## STATED TASK
Work through the listing below and count the lines that hold "Average". Answer with the number alone.

## EXTRACTED INFORMATION
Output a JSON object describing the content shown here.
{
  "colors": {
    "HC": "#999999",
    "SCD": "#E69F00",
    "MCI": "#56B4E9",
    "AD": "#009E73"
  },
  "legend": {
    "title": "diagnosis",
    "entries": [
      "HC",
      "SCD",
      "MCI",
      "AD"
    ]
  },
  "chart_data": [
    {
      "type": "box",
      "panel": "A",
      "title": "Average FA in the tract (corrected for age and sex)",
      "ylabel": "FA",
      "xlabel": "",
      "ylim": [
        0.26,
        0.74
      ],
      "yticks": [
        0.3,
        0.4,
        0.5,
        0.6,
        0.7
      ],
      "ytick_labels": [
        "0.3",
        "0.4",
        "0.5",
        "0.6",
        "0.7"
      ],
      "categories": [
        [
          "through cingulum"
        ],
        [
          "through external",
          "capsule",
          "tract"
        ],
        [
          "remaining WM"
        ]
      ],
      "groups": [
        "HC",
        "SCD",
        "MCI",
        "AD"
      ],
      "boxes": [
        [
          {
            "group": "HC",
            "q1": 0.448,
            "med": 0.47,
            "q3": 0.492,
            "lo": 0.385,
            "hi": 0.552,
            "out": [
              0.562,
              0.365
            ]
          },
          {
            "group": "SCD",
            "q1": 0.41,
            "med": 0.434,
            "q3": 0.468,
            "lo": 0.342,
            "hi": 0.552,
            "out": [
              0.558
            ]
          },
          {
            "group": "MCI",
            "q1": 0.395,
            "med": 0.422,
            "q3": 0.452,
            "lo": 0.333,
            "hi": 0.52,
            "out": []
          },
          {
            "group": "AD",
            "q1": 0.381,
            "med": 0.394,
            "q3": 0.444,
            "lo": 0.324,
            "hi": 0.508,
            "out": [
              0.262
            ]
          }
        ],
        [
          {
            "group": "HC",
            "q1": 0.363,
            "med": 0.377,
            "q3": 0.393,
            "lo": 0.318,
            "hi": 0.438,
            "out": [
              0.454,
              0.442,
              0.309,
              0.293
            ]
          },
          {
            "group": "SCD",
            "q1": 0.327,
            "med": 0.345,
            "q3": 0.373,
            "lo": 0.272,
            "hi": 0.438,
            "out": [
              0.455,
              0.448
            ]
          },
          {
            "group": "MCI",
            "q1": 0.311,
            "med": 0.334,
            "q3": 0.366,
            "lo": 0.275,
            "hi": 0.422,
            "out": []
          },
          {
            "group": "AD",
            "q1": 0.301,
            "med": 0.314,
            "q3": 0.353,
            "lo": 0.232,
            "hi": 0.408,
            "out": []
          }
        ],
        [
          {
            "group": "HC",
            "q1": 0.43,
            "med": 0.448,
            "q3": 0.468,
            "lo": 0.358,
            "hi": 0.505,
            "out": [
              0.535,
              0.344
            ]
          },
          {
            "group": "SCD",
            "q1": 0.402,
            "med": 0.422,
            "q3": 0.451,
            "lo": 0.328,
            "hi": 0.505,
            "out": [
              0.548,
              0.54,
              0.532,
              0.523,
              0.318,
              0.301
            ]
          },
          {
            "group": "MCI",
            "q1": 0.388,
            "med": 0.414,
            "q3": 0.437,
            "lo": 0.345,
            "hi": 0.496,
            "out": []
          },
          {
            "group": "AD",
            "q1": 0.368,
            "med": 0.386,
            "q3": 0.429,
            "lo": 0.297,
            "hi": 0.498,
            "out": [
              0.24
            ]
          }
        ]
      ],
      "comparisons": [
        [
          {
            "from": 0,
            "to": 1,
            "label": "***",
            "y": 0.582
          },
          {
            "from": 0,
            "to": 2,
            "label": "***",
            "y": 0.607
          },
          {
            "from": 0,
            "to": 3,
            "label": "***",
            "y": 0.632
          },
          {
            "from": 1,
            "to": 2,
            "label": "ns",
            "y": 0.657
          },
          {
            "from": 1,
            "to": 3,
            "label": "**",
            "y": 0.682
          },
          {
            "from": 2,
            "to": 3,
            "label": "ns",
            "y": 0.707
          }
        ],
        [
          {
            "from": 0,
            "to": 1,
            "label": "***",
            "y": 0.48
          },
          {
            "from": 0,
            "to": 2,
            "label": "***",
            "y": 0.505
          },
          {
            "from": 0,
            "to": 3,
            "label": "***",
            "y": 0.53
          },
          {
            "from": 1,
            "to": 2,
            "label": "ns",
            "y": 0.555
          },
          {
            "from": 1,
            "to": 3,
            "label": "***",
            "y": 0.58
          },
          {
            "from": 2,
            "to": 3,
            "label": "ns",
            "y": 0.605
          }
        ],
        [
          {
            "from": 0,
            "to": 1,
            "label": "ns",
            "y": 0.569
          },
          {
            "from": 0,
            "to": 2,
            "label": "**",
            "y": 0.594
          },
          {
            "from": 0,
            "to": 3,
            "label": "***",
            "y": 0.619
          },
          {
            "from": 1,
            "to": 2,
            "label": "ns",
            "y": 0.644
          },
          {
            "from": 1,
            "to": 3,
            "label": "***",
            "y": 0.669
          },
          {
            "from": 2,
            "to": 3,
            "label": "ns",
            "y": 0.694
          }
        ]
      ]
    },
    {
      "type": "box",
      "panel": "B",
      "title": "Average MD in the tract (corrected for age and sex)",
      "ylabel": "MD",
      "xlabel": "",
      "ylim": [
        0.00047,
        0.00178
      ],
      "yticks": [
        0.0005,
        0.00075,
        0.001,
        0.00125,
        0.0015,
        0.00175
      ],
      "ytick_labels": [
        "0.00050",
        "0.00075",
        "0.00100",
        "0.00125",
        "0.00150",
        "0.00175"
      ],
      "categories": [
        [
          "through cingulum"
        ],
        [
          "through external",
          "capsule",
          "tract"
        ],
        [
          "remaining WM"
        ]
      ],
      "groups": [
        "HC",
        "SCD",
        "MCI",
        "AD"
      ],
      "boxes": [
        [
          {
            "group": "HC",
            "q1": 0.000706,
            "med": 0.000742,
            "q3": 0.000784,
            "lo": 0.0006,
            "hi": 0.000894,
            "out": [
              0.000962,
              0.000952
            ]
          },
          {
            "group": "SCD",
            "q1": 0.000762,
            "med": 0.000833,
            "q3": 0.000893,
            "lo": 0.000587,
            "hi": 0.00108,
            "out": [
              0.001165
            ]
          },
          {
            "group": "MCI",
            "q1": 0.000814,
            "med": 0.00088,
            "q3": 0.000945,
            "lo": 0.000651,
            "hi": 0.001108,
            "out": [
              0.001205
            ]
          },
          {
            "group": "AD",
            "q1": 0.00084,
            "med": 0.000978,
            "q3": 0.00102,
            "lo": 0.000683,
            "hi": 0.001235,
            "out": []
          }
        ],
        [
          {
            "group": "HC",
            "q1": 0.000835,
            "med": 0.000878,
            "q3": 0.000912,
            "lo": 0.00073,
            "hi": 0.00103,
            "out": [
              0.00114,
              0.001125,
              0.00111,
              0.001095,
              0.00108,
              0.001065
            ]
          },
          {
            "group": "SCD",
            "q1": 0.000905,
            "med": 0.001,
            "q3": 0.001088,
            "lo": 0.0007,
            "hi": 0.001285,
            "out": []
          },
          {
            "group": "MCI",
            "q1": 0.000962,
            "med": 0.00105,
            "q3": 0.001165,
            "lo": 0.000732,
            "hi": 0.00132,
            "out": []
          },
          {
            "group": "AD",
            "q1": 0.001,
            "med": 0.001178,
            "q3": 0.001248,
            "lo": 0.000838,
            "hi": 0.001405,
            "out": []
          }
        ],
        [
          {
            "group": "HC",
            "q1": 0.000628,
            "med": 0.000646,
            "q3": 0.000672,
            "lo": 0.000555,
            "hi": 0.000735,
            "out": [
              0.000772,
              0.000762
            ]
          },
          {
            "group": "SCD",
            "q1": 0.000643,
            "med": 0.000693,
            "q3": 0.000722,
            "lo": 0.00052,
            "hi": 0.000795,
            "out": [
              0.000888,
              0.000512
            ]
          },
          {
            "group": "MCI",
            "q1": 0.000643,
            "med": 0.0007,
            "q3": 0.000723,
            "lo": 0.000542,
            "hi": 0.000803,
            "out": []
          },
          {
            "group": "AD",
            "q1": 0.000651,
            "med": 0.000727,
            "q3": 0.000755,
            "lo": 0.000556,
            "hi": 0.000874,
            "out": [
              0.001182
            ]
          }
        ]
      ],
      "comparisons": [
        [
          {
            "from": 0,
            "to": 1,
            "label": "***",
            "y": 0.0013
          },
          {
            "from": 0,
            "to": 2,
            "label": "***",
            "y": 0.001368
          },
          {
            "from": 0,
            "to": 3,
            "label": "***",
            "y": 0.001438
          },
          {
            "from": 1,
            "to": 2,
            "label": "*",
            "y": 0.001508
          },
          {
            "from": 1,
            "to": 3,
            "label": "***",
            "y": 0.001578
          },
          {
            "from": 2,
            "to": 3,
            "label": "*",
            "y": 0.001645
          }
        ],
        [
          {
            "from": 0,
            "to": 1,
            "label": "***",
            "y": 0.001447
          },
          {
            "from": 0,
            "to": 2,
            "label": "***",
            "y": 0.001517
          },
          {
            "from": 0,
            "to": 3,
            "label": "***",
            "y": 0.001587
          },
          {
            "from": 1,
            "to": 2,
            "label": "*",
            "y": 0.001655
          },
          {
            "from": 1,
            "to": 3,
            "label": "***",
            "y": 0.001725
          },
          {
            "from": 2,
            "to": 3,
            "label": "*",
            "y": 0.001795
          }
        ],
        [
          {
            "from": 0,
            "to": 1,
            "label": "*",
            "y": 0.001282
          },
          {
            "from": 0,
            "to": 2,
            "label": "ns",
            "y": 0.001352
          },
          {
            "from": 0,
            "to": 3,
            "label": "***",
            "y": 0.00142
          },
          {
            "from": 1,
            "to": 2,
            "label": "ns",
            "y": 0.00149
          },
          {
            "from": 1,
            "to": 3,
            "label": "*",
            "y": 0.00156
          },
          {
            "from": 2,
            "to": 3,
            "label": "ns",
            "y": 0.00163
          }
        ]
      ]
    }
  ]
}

## WORKED ANSWER
2